[Text segment]
Al-Nusra - the Al-Qaeda associated Islamic rebels fighting the government forces in Syria, have been funded by the US and UK for over 2 years.

The governments of the US and UK, in declaring that Assad has been responsible for the recent chemiocal attack in Syria provide absolutely no evidence for this assertion, discounting any possibility that it might have infact been some element within the rebels responsible for the chemical attack in Syria a few days ago. Why would the Syrian regime undertake such an attack a few days before UN inspectors were due to visit? Even the BBC questioned this logic at the time of it's reporting.


UK Seeks to Further Fund, Arm Al Qaeda Collaborator Moaz al-Khatib
Ref:  http://landdestroyer.blogspot.co.uk/2013/03/uk-seeks-to-further-fund-arm-al-qaeda.html

March 4, 2013 (LD) - Resorting to name-calling, the United Kingdom's legitimacy slumped further still as it stubbornly maintained its support for terrorists attempting to overthrow the Syrian government, now unsuccessfully for over 2 years. Unlike in Libya where NATO was able to militarily intervene directly and overthrow the Libyan government before the public realized the so-called "rebels" were in fact the US State Department, United Nations, and the UK Home Office (page 5, .pdf)-listed Al Qaeda terrorist organization, the Libyan Islamic Fighting Group (LIFG), the West's assault on Syria has dragged on much longer.

So long in fact, that the entire world is now acutely aware of the so-called "rebels," their overt affiliations and membership amongst Al Qaeda, the serial atrocities they've committed, and the draconian, barbaric sectarian (and quite "undemocratic") rule they plan on imposing, already on display in northern Syria where extremist cleric, Moaz al-Khatib, designated by the West as the "opposition leader," recently visited.

Al-Khatib is portrayed as a "moderate" by the Western media, which makes a point of repeating this every time al-Khatib's name is mentioned. His profile, as provided by the BBC states:

Mr Khatib is not allied to any political party and is known as a moderate who has called for political pluralism and strongly opposes sectarian divisions among Syrians

"We demand freedom for every Sunni, Alawite, Ismaili (Shia), Christian, Druze, Assyrian ... and rights for all parts of the harmonious Syrian people," he said after being elected leader of the National Coalition.
Of course, his carefully crafted image and rhetoric is overshadowed by his actual deeds, which included his openly embracing Al Qaeda in December of 2012, demanding that the US delist Al Qaeda's Syrian franchise, al-Nusra, as a terrorist organization. Reuters quoted al-Khatib as saying:


"The decision to consider a party that is fighting the regime as a terrorist party needs to be reviewed. We might disagree with some parties and their ideas and their political and ideological vision. But we affirm that all the guns of the rebels are aimed at overthrowing the tyrannical criminal regime."

[Records provided]
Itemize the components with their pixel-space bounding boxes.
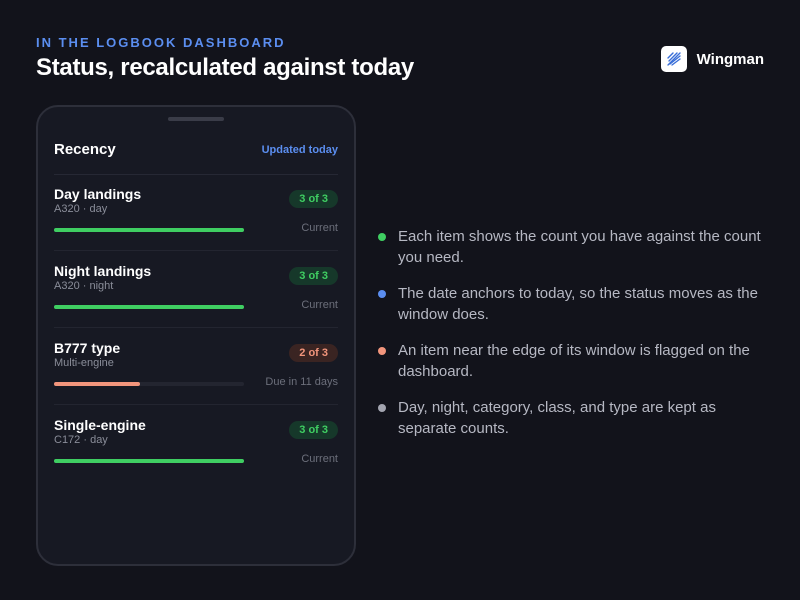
panel-header: Recency Updated today bbox=[54, 135, 338, 175]
item-title: Night landings bbox=[54, 263, 152, 279]
bullet-text: An item near the edge of its window is f… bbox=[398, 342, 750, 380]
bullet-dot bbox=[378, 233, 386, 241]
item-subtitle: A320 · day bbox=[54, 203, 108, 215]
progress-track bbox=[54, 382, 244, 386]
count-badge: 2 of 3 bbox=[289, 344, 338, 362]
bullet-dot bbox=[378, 404, 386, 412]
bullet-text: The date anchors to today, so the status… bbox=[398, 285, 758, 323]
progress-track bbox=[54, 459, 244, 463]
status-text: Current bbox=[301, 453, 338, 465]
bullet-item: Day, night, category, class, and type ar… bbox=[378, 397, 768, 439]
bullet-item: The date anchors to today, so the status… bbox=[378, 283, 768, 325]
item-title: Single-engine bbox=[54, 417, 146, 433]
progress-fill bbox=[54, 459, 244, 463]
brand-name: Wingman bbox=[696, 50, 764, 68]
list-item[interactable]: Day landings A320 · day 3 of 3 Current bbox=[54, 174, 338, 251]
item-title: B777 type bbox=[54, 340, 121, 356]
list-item[interactable]: Single-engine C172 · day 3 of 3 Current bbox=[54, 405, 338, 482]
updated-label: Updated today bbox=[261, 143, 338, 156]
item-title: Day landings bbox=[54, 186, 142, 202]
progress-fill bbox=[54, 382, 140, 386]
item-subtitle: A320 · night bbox=[54, 280, 114, 292]
phone-mockup: Recency Updated today Day landings A320 … bbox=[36, 105, 356, 566]
brand: Wingman bbox=[660, 46, 764, 72]
list-item[interactable]: B777 type Multi-engine 2 of 3 Due in 11 … bbox=[54, 328, 338, 405]
item-subtitle: Multi-engine bbox=[54, 357, 114, 369]
progress-track bbox=[54, 228, 244, 232]
item-subtitle: C172 · day bbox=[54, 434, 108, 446]
status-text: Current bbox=[301, 299, 338, 311]
page-title: Status, recalculated against today bbox=[36, 54, 414, 81]
bullet-text: Each item shows the count you have again… bbox=[398, 228, 761, 266]
bullet-item: An item near the edge of its window is f… bbox=[378, 340, 768, 382]
eyebrow: IN THE LOGBOOK DASHBOARD bbox=[36, 35, 286, 50]
phone-notch bbox=[168, 117, 224, 121]
status-text: Current bbox=[301, 222, 338, 234]
bullet-dot bbox=[378, 347, 386, 355]
count-badge: 3 of 3 bbox=[289, 421, 338, 439]
count-badge: 3 of 3 bbox=[289, 267, 338, 285]
count-badge: 3 of 3 bbox=[289, 190, 338, 208]
progress-track bbox=[54, 305, 244, 309]
status-text: Due in 11 days bbox=[265, 376, 338, 388]
bullet-item: Each item shows the count you have again… bbox=[378, 226, 768, 268]
progress-fill bbox=[54, 228, 244, 232]
wing-icon bbox=[660, 46, 687, 72]
panel-title: Recency bbox=[54, 141, 116, 158]
feature-bullets: Each item shows the count you have again… bbox=[378, 226, 768, 454]
progress-fill bbox=[54, 305, 244, 309]
bullet-text: Day, night, category, class, and type ar… bbox=[398, 399, 716, 437]
list-item[interactable]: Night landings A320 · night 3 of 3 Curre… bbox=[54, 251, 338, 328]
bullet-dot bbox=[378, 290, 386, 298]
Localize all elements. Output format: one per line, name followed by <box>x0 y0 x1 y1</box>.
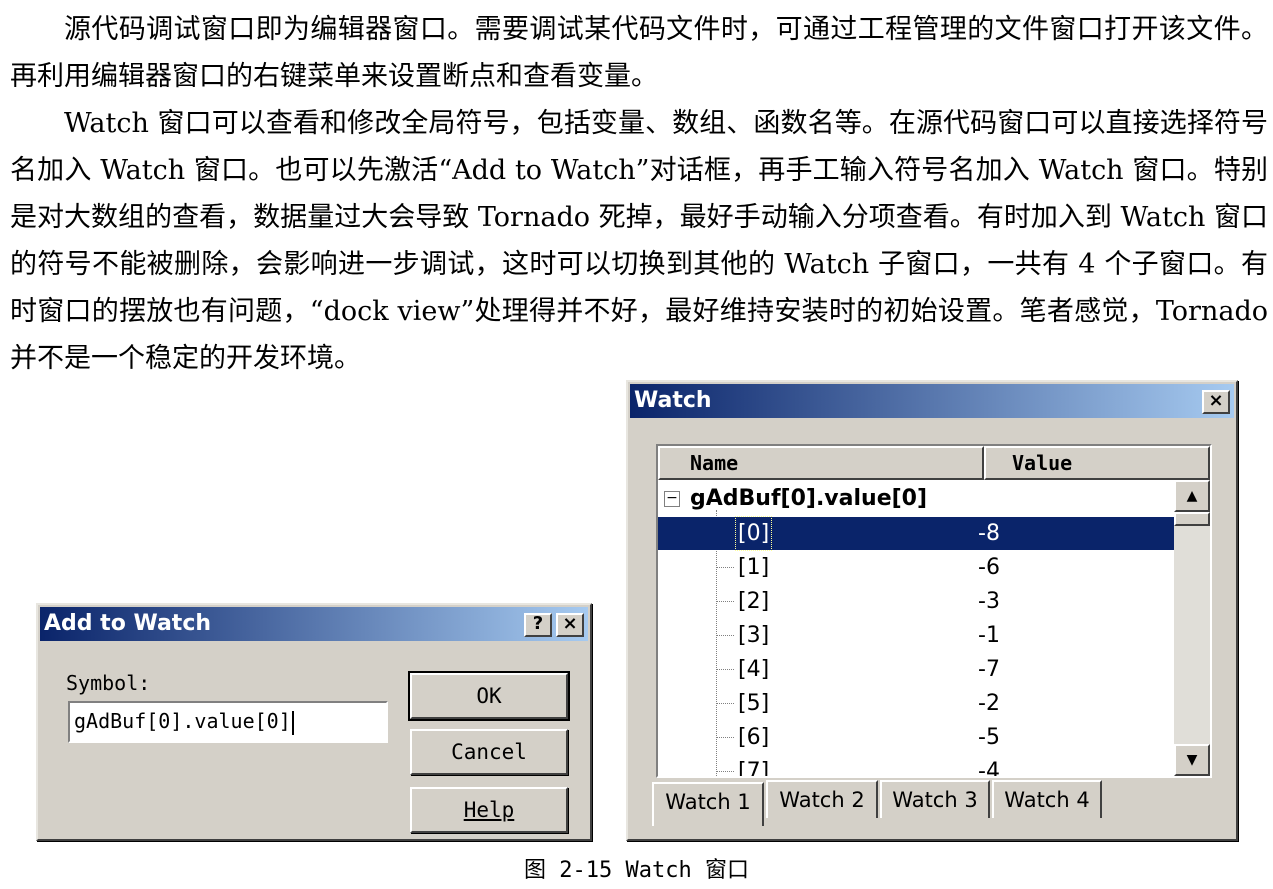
row-value[interactable]: -7 <box>978 653 1000 686</box>
tab-watch-4[interactable]: Watch 4 <box>992 780 1102 818</box>
row-value[interactable]: -1 <box>978 619 1000 652</box>
dialog-titlebar: Add to Watch ? × <box>40 607 588 641</box>
document-body: 源代码调试窗口即为编辑器窗口。需要调试某代码文件时，可通过工程管理的文件窗口打开… <box>10 6 1268 382</box>
symbol-input[interactable]: gAdBuf[0].value[0] <box>68 701 388 743</box>
row-value[interactable]: -6 <box>978 551 1000 584</box>
row-name: [6] <box>738 725 770 750</box>
tree-root-row[interactable]: − gAdBuf[0].value[0] <box>664 484 927 514</box>
table-row[interactable]: [5] -2 <box>658 687 1174 720</box>
tab-watch-3[interactable]: Watch 3 <box>880 780 990 818</box>
row-value[interactable]: -2 <box>978 687 1000 720</box>
table-row[interactable]: [7] -4 <box>658 755 1174 778</box>
table-row[interactable]: [4] -7 <box>658 653 1174 686</box>
ok-button[interactable]: OK <box>408 671 570 721</box>
root-symbol: gAdBuf[0].value[0] <box>690 486 928 511</box>
row-value[interactable]: -3 <box>978 585 1000 618</box>
help-button[interactable]: Help <box>410 787 568 833</box>
cancel-button[interactable]: Cancel <box>410 729 568 775</box>
row-value[interactable]: -8 <box>978 517 1000 550</box>
add-to-watch-dialog: Add to Watch ? × Symbol: gAdBuf[0].value… <box>36 603 592 841</box>
text-caret <box>291 710 294 735</box>
collapse-icon[interactable]: − <box>664 491 680 507</box>
row-name: [3] <box>738 623 770 648</box>
paragraph-1: 源代码调试窗口即为编辑器窗口。需要调试某代码文件时，可通过工程管理的文件窗口打开… <box>10 14 1268 92</box>
tab-watch-2[interactable]: Watch 2 <box>766 780 878 818</box>
paragraph-2: Watch 窗口可以查看和修改全局符号，包括变量、数组、函数名等。在源代码窗口可… <box>10 108 1268 374</box>
column-header-name[interactable]: Name <box>658 446 984 480</box>
scroll-thumb[interactable] <box>1174 512 1210 526</box>
symbol-label: Symbol: <box>66 671 151 695</box>
watch-window: Watch × Name Value − gAdBuf[0].value[0] [… <box>626 380 1238 841</box>
table-row[interactable]: [1] -6 <box>658 551 1174 584</box>
row-name: [7] <box>738 759 770 778</box>
row-value[interactable]: -4 <box>978 755 1000 776</box>
close-icon[interactable]: × <box>1202 390 1230 414</box>
scroll-down-icon[interactable]: ▼ <box>1174 744 1210 776</box>
table-row[interactable]: [0] -8 <box>658 516 1174 551</box>
close-icon[interactable]: × <box>556 613 584 637</box>
table-row[interactable]: [2] -3 <box>658 585 1174 618</box>
row-name: [1] <box>738 555 770 580</box>
row-value[interactable]: -5 <box>978 721 1000 754</box>
tab-watch-1[interactable]: Watch 1 <box>652 782 764 826</box>
table-row[interactable]: [6] -5 <box>658 721 1174 754</box>
row-name: [2] <box>738 589 770 614</box>
watch-list[interactable]: Name Value − gAdBuf[0].value[0] [0] -8 [1… <box>656 444 1212 778</box>
row-name: [4] <box>738 657 770 682</box>
table-row[interactable]: [3] -1 <box>658 619 1174 652</box>
vertical-scrollbar[interactable]: ▲ ▼ <box>1174 480 1210 776</box>
symbol-input-value: gAdBuf[0].value[0] <box>74 709 291 733</box>
row-name: [0] <box>734 516 773 551</box>
figure-caption: 图 2-15 Watch 窗口 <box>524 858 749 883</box>
help-question-icon[interactable]: ? <box>524 613 552 637</box>
watch-titlebar: Watch × <box>630 384 1234 418</box>
watch-title: Watch <box>634 388 712 413</box>
dialog-title: Add to Watch <box>44 611 212 636</box>
column-header-value[interactable]: Value <box>984 446 1210 480</box>
scroll-up-icon[interactable]: ▲ <box>1174 480 1210 512</box>
row-name: [5] <box>738 691 770 716</box>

[Exercise goal] In the piece on Syria's rebels, what did al-Khatib demand of the US in December 2012?

[Exercise solution] He demanded that the US delist al-Nusra as a terrorist organization.